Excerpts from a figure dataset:
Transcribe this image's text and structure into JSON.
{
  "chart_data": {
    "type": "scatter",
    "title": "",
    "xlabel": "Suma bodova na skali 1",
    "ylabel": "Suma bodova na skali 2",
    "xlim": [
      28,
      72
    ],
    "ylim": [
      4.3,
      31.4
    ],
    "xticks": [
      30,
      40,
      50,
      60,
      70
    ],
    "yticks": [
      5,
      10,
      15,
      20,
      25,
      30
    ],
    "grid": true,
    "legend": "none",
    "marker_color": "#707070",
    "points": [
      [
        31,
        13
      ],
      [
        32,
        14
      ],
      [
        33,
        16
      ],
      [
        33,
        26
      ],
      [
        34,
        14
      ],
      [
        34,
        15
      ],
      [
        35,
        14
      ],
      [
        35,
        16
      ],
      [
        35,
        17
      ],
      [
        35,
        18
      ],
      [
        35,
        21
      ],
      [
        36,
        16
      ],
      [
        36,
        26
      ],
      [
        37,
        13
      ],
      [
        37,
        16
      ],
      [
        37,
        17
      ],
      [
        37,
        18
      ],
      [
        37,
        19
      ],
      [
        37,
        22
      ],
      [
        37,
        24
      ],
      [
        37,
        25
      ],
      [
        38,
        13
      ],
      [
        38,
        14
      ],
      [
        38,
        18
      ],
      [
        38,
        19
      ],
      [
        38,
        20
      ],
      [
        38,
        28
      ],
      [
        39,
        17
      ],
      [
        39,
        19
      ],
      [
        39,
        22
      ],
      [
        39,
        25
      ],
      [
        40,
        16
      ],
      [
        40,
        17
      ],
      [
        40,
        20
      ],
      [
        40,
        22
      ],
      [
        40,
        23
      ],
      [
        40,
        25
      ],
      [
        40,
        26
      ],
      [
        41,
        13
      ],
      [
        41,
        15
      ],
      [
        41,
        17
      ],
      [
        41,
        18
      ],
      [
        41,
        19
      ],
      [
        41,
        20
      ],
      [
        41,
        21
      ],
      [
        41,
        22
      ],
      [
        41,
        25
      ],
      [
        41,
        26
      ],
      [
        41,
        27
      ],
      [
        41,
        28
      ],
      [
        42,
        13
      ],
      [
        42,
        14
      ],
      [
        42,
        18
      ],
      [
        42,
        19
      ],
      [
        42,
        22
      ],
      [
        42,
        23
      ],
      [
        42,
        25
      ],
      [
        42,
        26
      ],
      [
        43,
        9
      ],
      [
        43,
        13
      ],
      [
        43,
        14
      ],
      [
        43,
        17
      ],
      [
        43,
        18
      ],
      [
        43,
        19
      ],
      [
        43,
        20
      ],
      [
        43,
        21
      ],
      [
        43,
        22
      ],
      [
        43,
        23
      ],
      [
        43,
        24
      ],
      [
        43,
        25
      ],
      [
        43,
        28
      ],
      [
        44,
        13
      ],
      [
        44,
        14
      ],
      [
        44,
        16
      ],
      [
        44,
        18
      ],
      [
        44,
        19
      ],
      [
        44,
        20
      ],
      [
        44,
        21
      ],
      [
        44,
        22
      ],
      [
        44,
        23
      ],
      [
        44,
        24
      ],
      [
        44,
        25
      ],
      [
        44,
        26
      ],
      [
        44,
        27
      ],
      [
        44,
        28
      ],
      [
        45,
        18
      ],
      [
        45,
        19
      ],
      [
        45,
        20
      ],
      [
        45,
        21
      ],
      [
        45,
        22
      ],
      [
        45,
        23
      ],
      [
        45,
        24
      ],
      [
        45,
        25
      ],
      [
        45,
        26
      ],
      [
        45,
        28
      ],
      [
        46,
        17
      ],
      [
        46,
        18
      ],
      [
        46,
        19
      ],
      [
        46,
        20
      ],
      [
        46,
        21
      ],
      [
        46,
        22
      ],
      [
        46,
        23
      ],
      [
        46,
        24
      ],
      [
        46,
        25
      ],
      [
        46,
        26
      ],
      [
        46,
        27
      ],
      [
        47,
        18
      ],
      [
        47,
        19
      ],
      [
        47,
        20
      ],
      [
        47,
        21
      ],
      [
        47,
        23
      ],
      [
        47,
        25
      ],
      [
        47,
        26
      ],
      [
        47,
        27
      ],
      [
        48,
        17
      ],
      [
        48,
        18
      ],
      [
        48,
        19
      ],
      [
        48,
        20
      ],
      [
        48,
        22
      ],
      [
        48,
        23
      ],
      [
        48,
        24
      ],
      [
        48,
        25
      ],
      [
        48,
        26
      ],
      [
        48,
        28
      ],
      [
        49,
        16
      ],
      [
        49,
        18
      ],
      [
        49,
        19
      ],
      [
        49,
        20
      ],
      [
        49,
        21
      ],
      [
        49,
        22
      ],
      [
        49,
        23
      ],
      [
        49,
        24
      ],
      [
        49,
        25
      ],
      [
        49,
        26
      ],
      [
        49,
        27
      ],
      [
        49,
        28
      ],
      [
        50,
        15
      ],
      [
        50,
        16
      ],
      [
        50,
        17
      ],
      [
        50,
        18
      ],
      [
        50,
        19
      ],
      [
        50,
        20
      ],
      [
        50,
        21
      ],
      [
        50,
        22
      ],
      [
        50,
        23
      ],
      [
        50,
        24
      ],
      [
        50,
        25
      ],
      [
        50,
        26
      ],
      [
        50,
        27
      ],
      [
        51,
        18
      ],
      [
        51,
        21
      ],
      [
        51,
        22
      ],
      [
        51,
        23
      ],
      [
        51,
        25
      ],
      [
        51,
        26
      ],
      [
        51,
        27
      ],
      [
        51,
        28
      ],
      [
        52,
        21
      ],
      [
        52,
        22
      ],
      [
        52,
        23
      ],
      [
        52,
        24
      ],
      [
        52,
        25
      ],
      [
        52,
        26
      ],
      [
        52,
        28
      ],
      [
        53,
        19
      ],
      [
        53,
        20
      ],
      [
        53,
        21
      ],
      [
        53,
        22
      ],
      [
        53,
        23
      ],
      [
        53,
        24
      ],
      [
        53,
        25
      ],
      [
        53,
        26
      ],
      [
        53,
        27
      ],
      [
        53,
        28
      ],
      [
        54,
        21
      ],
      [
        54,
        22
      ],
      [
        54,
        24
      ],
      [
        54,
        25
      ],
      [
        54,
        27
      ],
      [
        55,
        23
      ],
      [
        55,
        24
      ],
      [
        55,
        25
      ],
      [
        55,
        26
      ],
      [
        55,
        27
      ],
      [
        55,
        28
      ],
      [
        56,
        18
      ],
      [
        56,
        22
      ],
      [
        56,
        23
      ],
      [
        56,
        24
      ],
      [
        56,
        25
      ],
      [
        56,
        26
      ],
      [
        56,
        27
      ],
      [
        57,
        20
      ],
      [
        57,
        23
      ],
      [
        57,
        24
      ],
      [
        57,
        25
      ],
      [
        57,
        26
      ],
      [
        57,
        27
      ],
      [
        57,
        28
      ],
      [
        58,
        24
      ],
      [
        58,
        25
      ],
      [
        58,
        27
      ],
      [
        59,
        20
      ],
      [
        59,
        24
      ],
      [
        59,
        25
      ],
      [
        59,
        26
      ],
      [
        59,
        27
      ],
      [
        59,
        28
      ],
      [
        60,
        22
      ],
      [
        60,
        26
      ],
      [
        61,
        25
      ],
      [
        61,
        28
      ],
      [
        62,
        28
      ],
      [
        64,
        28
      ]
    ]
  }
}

WHAT TO PRODUCE:
Take each line of the material that contains the word "skali" and list it.

EXERCISE RESULT:
    "xlabel": "Suma bodova na skali 1",
    "ylabel": "Suma bodova na skali 2",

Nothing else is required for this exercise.